→ **Saved data entries**
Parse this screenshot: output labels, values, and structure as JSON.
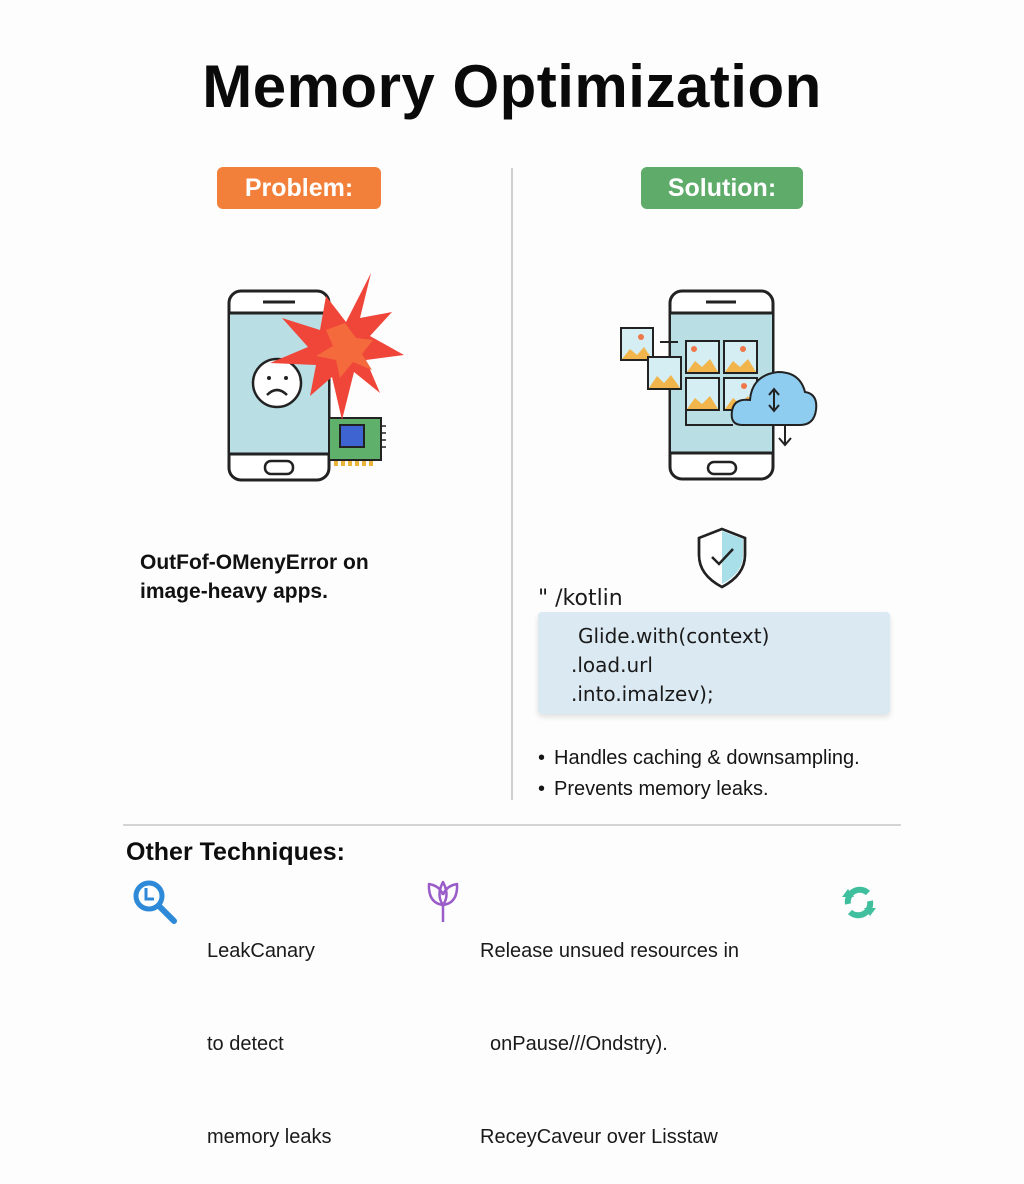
{
  "title": "Memory Optimization",
  "problem": {
    "badge": "Problem:",
    "description": "OutFof-OMenyError on image-heavy apps.",
    "illustration": [
      "phone-icon",
      "sad-face-icon",
      "explosion-icon",
      "memory-chip-icon"
    ]
  },
  "solution": {
    "badge": "Solution:",
    "illustration": [
      "phone-icon",
      "image-grid-icon",
      "cloud-sync-icon",
      "shield-check-icon"
    ],
    "code_lang": "\" /kotlin",
    "code_lines": [
      "Glide.with(context)",
      ".load.url",
      ".into.imalzev);"
    ],
    "bullets": [
      "Handles caching & downsampling.",
      "Prevents memory leaks."
    ]
  },
  "other_techniques": {
    "heading": "Other Techniques:",
    "items": [
      {
        "icon": "magnifier-clock-icon",
        "lines": [
          "LeakCanary",
          "to detect",
          "memory leaks"
        ]
      },
      {
        "icon": "leaf-icon",
        "lines": [
          "Release unsued resources in",
          "onPause///Ondstry).",
          "ReceyCaveur over Lisstaw"
        ]
      },
      {
        "icon": "refresh-icon",
        "lines": []
      }
    ]
  },
  "colors": {
    "problem_badge": "#f2803a",
    "solution_badge": "#5eab6a",
    "code_bg": "#dbe9f3",
    "screen": "#b9dfe4",
    "explosion": "#f0463a",
    "accent_blue": "#2e8ad8",
    "accent_purple": "#9a5cc8",
    "accent_teal": "#3fbf9e"
  }
}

→ **Written exercise**
Leave out the pictures, and give all the records again exactly.

→ **Answer to this exercise**
Parse this screenshot: output labels, values, and structure as JSON.
{
  "title": "Memory Optimization",
  "problem": {
    "badge": "Problem:",
    "description": "OutFof-OMenyError on image-heavy apps.",
    "illustration": [
      "phone-icon",
      "sad-face-icon",
      "explosion-icon",
      "memory-chip-icon"
    ]
  },
  "solution": {
    "badge": "Solution:",
    "illustration": [
      "phone-icon",
      "image-grid-icon",
      "cloud-sync-icon",
      "shield-check-icon"
    ],
    "code_lang": "\" /kotlin",
    "code_lines": [
      "Glide.with(context)",
      ".load.url",
      ".into.imalzev);"
    ],
    "bullets": [
      "Handles caching & downsampling.",
      "Prevents memory leaks."
    ]
  },
  "other_techniques": {
    "heading": "Other Techniques:",
    "items": [
      {
        "icon": "magnifier-clock-icon",
        "lines": [
          "LeakCanary",
          "to detect",
          "memory leaks"
        ]
      },
      {
        "icon": "leaf-icon",
        "lines": [
          "Release unsued resources in",
          "onPause///Ondstry).",
          "ReceyCaveur over Lisstaw"
        ]
      },
      {
        "icon": "refresh-icon",
        "lines": []
      }
    ]
  },
  "colors": {
    "problem_badge": "#f2803a",
    "solution_badge": "#5eab6a",
    "code_bg": "#dbe9f3",
    "screen": "#b9dfe4",
    "explosion": "#f0463a",
    "accent_blue": "#2e8ad8",
    "accent_purple": "#9a5cc8",
    "accent_teal": "#3fbf9e"
  }
}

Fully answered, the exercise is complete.